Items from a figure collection
- - -
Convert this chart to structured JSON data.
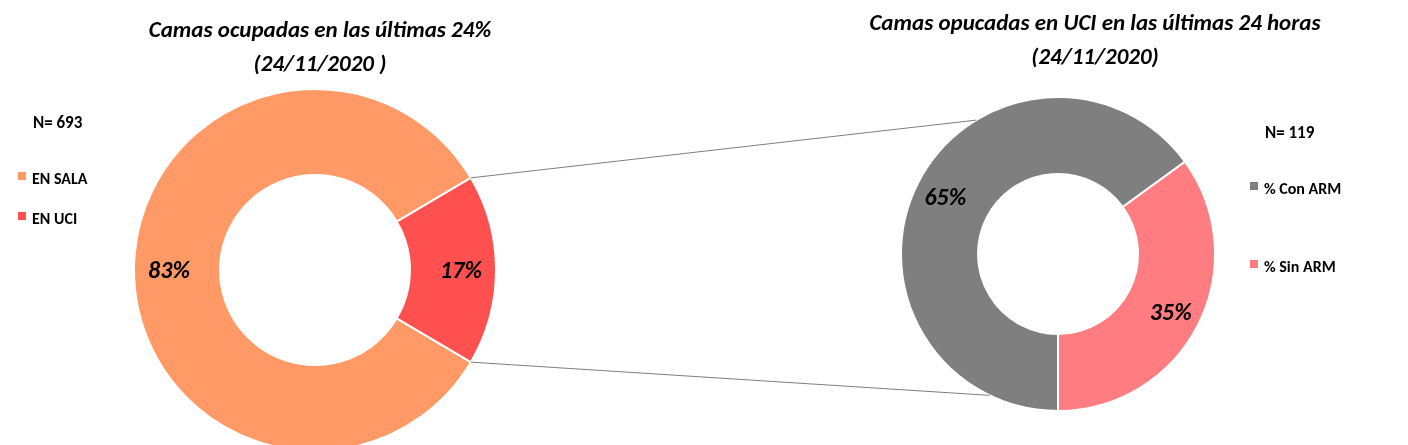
{
  "chart_data": [
    {
      "type": "donut",
      "title": "Camas ocupadas  en las últimas 24%",
      "subtitle": "(24/11/2020 )",
      "categories": [
        "EN SALA",
        "EN UCI"
      ],
      "values": [
        83,
        17
      ],
      "colors": [
        "#ff9966",
        "#ff5050"
      ],
      "value_labels": [
        "83%",
        "17%"
      ],
      "legend": "left",
      "annotations": [
        "N= 693"
      ]
    },
    {
      "type": "donut",
      "title": "Camas opucadas  en UCI en las últimas 24 horas",
      "subtitle": "(24/11/2020)",
      "categories": [
        "% Con ARM",
        "% Sin ARM"
      ],
      "values": [
        65,
        35
      ],
      "colors": [
        "#7f7f7f",
        "#ff7c80"
      ],
      "value_labels": [
        "65%",
        "35%"
      ],
      "legend": "right",
      "annotations": [
        "N= 119"
      ]
    }
  ]
}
- - -
THE PROBLEM - Transcribe every entry word for word, but skip the pictures.

TASK RESPONSE -
Convert this chart to structured JSON data.
{
  "chart_data": [
    {
      "type": "donut",
      "title": "Camas ocupadas  en las últimas 24%",
      "subtitle": "(24/11/2020 )",
      "categories": [
        "EN SALA",
        "EN UCI"
      ],
      "values": [
        83,
        17
      ],
      "colors": [
        "#ff9966",
        "#ff5050"
      ],
      "value_labels": [
        "83%",
        "17%"
      ],
      "legend": "left",
      "annotations": [
        "N= 693"
      ]
    },
    {
      "type": "donut",
      "title": "Camas opucadas  en UCI en las últimas 24 horas",
      "subtitle": "(24/11/2020)",
      "categories": [
        "% Con ARM",
        "% Sin ARM"
      ],
      "values": [
        65,
        35
      ],
      "colors": [
        "#7f7f7f",
        "#ff7c80"
      ],
      "value_labels": [
        "65%",
        "35%"
      ],
      "legend": "right",
      "annotations": [
        "N= 119"
      ]
    }
  ]
}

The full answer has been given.